— begin INFORMATION SUPPLIED —

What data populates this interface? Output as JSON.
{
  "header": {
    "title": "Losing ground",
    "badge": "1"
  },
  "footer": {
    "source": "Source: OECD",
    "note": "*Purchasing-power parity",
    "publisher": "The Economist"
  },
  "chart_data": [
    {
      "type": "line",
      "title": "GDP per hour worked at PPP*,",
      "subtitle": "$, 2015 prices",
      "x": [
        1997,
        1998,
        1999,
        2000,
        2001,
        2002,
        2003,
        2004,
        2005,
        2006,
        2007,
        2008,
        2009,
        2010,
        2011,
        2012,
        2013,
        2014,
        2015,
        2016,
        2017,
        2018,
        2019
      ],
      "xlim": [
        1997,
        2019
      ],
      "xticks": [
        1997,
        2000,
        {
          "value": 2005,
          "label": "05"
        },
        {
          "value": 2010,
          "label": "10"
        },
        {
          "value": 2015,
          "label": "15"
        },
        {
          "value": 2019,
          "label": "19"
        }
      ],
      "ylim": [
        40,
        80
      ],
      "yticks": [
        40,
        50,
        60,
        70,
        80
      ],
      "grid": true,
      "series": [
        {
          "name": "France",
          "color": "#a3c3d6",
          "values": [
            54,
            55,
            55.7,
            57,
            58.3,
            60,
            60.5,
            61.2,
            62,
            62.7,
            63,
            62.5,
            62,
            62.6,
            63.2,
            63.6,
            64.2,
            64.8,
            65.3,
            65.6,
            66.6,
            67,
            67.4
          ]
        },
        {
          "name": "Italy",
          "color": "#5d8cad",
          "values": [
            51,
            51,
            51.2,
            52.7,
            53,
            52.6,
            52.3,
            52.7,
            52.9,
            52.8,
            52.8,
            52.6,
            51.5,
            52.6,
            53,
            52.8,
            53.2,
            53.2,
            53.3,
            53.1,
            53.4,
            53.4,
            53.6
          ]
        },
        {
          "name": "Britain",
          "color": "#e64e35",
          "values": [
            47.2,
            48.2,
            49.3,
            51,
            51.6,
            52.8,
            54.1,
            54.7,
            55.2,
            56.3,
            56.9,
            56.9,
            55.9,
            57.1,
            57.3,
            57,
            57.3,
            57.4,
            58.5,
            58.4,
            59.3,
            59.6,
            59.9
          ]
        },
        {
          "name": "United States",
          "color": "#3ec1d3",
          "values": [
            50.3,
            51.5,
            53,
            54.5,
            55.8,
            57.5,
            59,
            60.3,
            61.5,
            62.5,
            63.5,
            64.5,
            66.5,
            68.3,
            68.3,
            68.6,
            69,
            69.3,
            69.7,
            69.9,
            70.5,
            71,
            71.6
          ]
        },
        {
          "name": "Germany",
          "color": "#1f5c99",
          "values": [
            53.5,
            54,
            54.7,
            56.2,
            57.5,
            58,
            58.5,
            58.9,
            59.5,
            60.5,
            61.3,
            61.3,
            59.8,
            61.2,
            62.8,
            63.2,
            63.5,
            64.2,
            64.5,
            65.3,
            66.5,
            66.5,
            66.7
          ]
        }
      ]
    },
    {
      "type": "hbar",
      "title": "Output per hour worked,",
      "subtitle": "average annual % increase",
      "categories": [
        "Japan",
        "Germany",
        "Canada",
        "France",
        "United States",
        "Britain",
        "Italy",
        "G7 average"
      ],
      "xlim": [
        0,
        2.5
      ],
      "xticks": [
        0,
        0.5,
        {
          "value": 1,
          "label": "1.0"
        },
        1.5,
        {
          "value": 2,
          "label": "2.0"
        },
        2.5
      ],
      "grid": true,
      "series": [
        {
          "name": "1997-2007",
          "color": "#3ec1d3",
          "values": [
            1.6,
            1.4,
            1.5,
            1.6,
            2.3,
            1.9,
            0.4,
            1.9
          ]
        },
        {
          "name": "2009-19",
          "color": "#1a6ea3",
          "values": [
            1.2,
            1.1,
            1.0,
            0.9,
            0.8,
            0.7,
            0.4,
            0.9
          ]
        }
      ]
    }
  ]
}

— end INFORMATION SUPPLIED —

WORK TO BE COMPLETED: Each entry above is to be quoted exactly.

CORRECT RESULT:
What data populates this interface? Output as JSON.
{
  "header": {
    "title": "Losing ground",
    "badge": "1"
  },
  "footer": {
    "source": "Source: OECD",
    "note": "*Purchasing-power parity",
    "publisher": "The Economist"
  },
  "chart_data": [
    {
      "type": "line",
      "title": "GDP per hour worked at PPP*,",
      "subtitle": "$, 2015 prices",
      "x": [
        1997,
        1998,
        1999,
        2000,
        2001,
        2002,
        2003,
        2004,
        2005,
        2006,
        2007,
        2008,
        2009,
        2010,
        2011,
        2012,
        2013,
        2014,
        2015,
        2016,
        2017,
        2018,
        2019
      ],
      "xlim": [
        1997,
        2019
      ],
      "xticks": [
        1997,
        2000,
        {
          "value": 2005,
          "label": "05"
        },
        {
          "value": 2010,
          "label": "10"
        },
        {
          "value": 2015,
          "label": "15"
        },
        {
          "value": 2019,
          "label": "19"
        }
      ],
      "ylim": [
        40,
        80
      ],
      "yticks": [
        40,
        50,
        60,
        70,
        80
      ],
      "grid": true,
      "series": [
        {
          "name": "France",
          "color": "#a3c3d6",
          "values": [
            54,
            55,
            55.7,
            57,
            58.3,
            60,
            60.5,
            61.2,
            62,
            62.7,
            63,
            62.5,
            62,
            62.6,
            63.2,
            63.6,
            64.2,
            64.8,
            65.3,
            65.6,
            66.6,
            67,
            67.4
          ]
        },
        {
          "name": "Italy",
          "color": "#5d8cad",
          "values": [
            51,
            51,
            51.2,
            52.7,
            53,
            52.6,
            52.3,
            52.7,
            52.9,
            52.8,
            52.8,
            52.6,
            51.5,
            52.6,
            53,
            52.8,
            53.2,
            53.2,
            53.3,
            53.1,
            53.4,
            53.4,
            53.6
          ]
        },
        {
          "name": "Britain",
          "color": "#e64e35",
          "values": [
            47.2,
            48.2,
            49.3,
            51,
            51.6,
            52.8,
            54.1,
            54.7,
            55.2,
            56.3,
            56.9,
            56.9,
            55.9,
            57.1,
            57.3,
            57,
            57.3,
            57.4,
            58.5,
            58.4,
            59.3,
            59.6,
            59.9
          ]
        },
        {
          "name": "United States",
          "color": "#3ec1d3",
          "values": [
            50.3,
            51.5,
            53,
            54.5,
            55.8,
            57.5,
            59,
            60.3,
            61.5,
            62.5,
            63.5,
            64.5,
            66.5,
            68.3,
            68.3,
            68.6,
            69,
            69.3,
            69.7,
            69.9,
            70.5,
            71,
            71.6
          ]
        },
        {
          "name": "Germany",
          "color": "#1f5c99",
          "values": [
            53.5,
            54,
            54.7,
            56.2,
            57.5,
            58,
            58.5,
            58.9,
            59.5,
            60.5,
            61.3,
            61.3,
            59.8,
            61.2,
            62.8,
            63.2,
            63.5,
            64.2,
            64.5,
            65.3,
            66.5,
            66.5,
            66.7
          ]
        }
      ]
    },
    {
      "type": "hbar",
      "title": "Output per hour worked,",
      "subtitle": "average annual % increase",
      "categories": [
        "Japan",
        "Germany",
        "Canada",
        "France",
        "United States",
        "Britain",
        "Italy",
        "G7 average"
      ],
      "xlim": [
        0,
        2.5
      ],
      "xticks": [
        0,
        0.5,
        {
          "value": 1,
          "label": "1.0"
        },
        1.5,
        {
          "value": 2,
          "label": "2.0"
        },
        2.5
      ],
      "grid": true,
      "series": [
        {
          "name": "1997-2007",
          "color": "#3ec1d3",
          "values": [
            1.6,
            1.4,
            1.5,
            1.6,
            2.3,
            1.9,
            0.4,
            1.9
          ]
        },
        {
          "name": "2009-19",
          "color": "#1a6ea3",
          "values": [
            1.2,
            1.1,
            1.0,
            0.9,
            0.8,
            0.7,
            0.4,
            0.9
          ]
        }
      ]
    }
  ]
}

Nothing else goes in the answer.